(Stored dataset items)

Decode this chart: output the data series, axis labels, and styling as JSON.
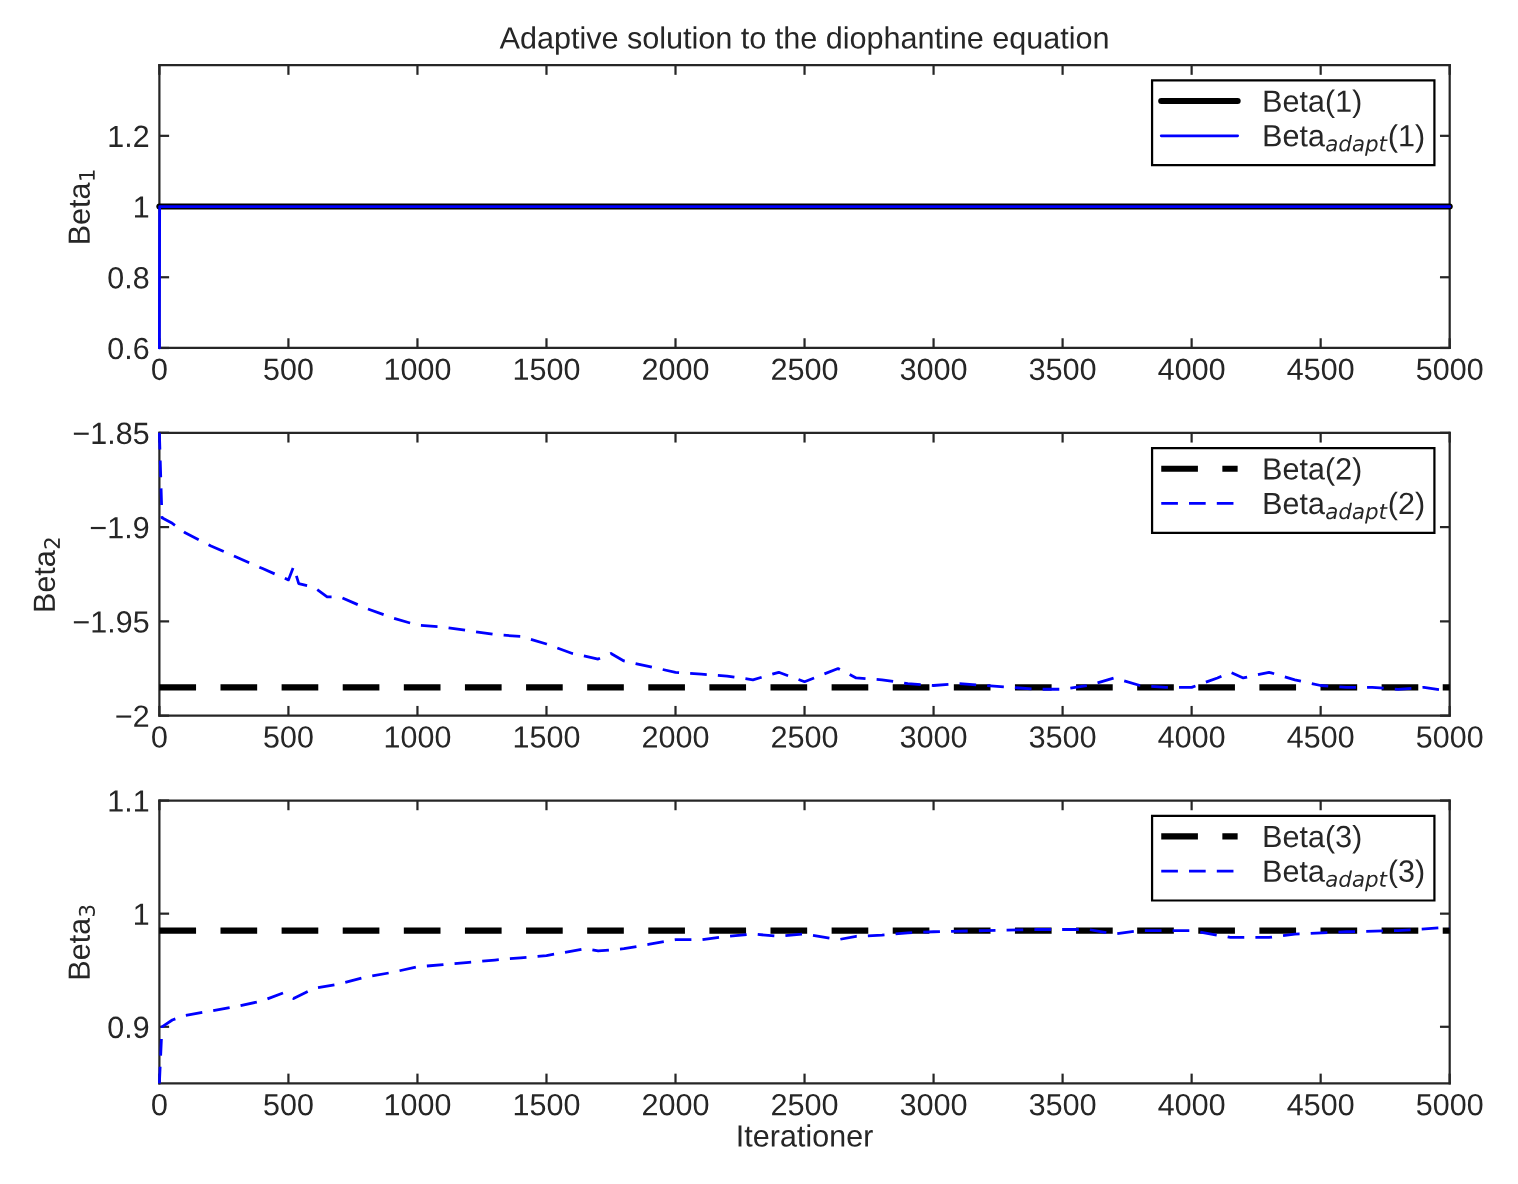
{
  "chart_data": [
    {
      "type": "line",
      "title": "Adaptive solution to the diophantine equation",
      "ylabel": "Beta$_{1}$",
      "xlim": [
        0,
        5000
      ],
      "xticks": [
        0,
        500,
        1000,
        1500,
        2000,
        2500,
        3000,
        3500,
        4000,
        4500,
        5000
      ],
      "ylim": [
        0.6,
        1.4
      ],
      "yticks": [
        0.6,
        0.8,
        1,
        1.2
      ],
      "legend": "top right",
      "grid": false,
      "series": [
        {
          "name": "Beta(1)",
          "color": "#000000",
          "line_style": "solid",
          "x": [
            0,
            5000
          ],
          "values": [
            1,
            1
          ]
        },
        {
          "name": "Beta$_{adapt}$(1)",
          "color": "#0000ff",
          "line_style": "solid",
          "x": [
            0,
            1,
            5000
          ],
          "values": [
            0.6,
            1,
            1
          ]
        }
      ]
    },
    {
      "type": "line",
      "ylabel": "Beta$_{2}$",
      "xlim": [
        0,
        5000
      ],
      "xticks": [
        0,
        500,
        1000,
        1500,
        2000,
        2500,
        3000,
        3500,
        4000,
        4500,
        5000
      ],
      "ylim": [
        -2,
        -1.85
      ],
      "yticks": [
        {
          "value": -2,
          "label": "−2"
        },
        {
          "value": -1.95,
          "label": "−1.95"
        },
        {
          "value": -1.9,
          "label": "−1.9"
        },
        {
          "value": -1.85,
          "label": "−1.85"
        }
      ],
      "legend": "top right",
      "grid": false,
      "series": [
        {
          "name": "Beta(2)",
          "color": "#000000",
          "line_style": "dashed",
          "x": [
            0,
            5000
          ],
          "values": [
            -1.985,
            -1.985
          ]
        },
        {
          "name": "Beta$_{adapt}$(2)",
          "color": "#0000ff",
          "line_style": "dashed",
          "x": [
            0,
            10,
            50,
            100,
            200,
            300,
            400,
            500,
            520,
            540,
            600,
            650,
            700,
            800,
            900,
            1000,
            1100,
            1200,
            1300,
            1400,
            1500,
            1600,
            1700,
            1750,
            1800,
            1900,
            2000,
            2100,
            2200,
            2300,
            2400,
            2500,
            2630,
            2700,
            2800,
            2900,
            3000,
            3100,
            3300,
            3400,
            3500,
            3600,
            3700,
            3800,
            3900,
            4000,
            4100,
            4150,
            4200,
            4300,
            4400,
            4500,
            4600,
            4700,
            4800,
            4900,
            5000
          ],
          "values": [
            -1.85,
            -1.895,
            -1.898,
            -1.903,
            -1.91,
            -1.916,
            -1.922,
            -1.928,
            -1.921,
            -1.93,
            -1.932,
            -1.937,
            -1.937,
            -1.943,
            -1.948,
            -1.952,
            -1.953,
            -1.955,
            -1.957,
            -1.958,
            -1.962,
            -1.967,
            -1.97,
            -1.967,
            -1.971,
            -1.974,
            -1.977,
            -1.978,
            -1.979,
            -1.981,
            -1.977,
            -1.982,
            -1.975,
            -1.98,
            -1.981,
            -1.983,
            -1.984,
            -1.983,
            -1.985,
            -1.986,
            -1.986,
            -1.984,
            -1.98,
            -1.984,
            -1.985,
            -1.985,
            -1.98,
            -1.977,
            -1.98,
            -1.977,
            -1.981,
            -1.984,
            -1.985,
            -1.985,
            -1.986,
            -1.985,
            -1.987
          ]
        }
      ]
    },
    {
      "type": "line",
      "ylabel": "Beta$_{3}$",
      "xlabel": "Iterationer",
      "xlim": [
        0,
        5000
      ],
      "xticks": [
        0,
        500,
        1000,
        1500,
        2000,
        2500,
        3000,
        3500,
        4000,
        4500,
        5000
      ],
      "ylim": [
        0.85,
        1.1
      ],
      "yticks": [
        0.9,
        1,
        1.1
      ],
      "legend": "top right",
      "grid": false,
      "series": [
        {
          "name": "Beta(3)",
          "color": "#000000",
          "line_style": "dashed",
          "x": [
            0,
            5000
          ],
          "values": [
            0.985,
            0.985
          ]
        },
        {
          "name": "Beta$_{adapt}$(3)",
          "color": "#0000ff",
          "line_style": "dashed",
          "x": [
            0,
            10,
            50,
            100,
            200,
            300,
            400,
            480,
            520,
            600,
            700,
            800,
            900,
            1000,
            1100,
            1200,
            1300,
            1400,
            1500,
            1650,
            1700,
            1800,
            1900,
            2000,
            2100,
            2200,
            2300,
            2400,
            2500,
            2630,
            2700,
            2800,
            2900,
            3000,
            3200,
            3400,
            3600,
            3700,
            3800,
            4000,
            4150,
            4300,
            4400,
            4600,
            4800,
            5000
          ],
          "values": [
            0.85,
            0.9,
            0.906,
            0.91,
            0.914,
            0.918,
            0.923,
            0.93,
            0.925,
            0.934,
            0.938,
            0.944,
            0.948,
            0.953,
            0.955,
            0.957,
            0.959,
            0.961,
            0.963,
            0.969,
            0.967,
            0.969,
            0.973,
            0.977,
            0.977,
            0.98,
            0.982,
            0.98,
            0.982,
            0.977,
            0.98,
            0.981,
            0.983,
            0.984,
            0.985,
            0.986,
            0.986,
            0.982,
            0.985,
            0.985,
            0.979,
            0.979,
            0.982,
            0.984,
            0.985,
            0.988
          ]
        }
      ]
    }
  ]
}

==

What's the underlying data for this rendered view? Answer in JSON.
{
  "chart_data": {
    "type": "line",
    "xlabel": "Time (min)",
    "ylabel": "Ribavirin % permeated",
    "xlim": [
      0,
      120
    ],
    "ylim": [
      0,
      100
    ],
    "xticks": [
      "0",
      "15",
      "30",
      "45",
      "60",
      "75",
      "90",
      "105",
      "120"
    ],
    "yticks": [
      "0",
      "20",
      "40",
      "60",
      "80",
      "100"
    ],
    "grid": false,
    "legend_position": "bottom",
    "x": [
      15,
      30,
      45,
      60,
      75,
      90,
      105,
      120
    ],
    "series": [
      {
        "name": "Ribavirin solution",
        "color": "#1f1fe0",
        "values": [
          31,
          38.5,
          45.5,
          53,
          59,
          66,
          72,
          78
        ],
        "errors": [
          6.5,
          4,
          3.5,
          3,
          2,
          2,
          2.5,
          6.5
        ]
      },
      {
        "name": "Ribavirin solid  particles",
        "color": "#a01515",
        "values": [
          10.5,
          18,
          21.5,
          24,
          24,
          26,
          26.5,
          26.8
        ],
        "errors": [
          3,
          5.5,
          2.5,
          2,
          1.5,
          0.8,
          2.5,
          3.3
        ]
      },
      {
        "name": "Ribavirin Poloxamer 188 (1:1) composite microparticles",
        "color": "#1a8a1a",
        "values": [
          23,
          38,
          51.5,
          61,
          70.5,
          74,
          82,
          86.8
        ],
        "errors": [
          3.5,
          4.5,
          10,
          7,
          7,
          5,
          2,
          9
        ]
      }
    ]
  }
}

...

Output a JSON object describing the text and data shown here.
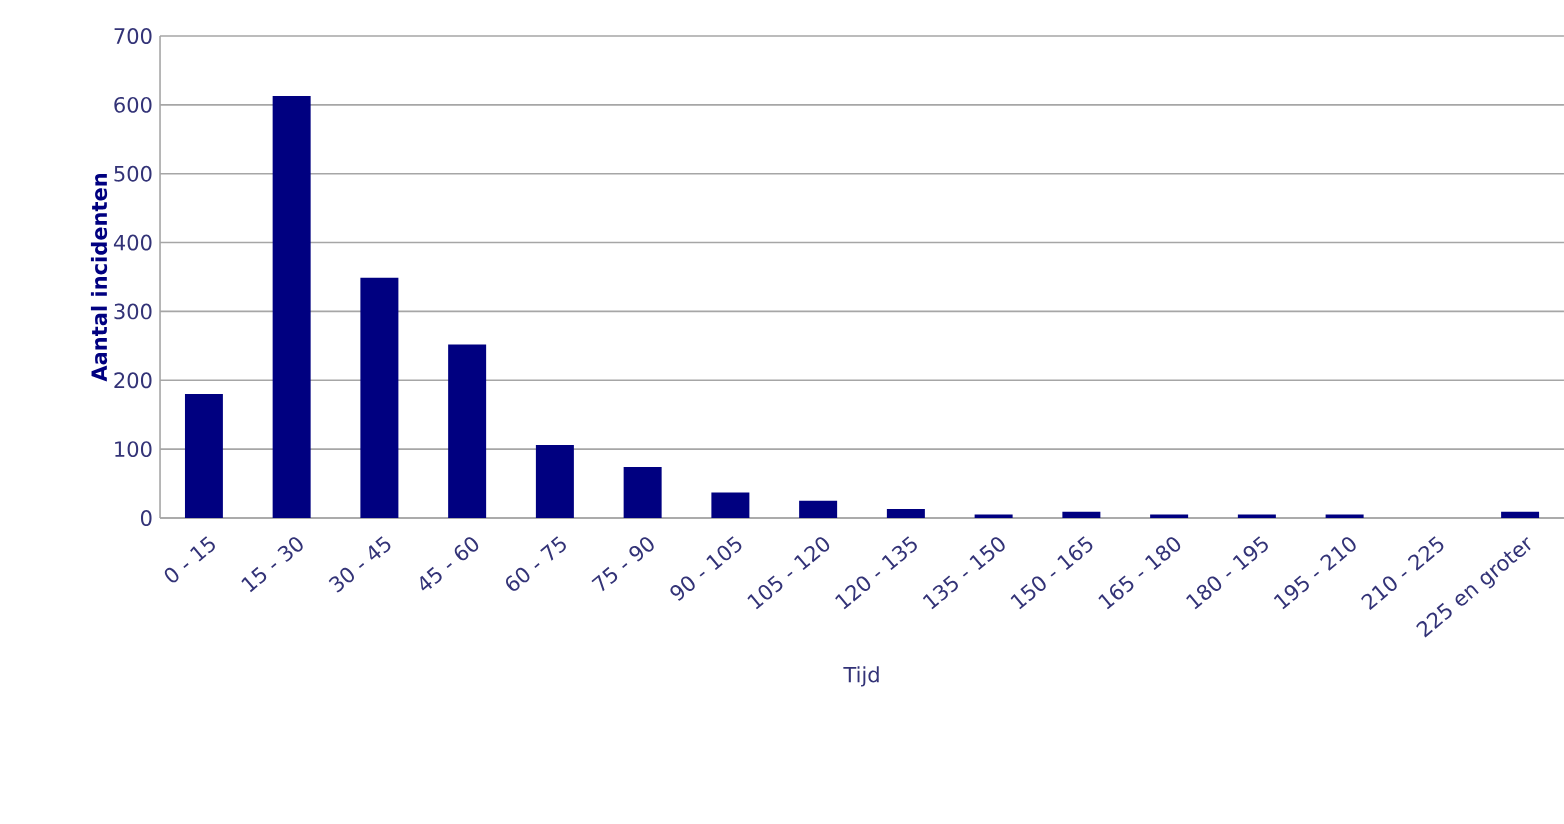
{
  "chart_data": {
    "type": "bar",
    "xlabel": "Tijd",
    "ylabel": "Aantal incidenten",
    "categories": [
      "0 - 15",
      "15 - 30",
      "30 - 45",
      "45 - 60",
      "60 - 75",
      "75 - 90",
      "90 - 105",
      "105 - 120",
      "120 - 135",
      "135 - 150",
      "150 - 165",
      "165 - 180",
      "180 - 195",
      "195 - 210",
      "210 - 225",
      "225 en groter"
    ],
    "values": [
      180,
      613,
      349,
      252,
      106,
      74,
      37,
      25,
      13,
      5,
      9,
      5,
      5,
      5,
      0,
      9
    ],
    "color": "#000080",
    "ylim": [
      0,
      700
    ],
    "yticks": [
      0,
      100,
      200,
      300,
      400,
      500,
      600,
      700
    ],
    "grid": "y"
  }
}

== Task prompt ==
Pull out every line holding "Ribavirin" from the records above, and copy it.

== Task response ==
    "ylabel": "Ribavirin % permeated",
        "name": "Ribavirin solution",
        "name": "Ribavirin solid  particles",
        "name": "Ribavirin Poloxamer 188 (1:1) composite microparticles",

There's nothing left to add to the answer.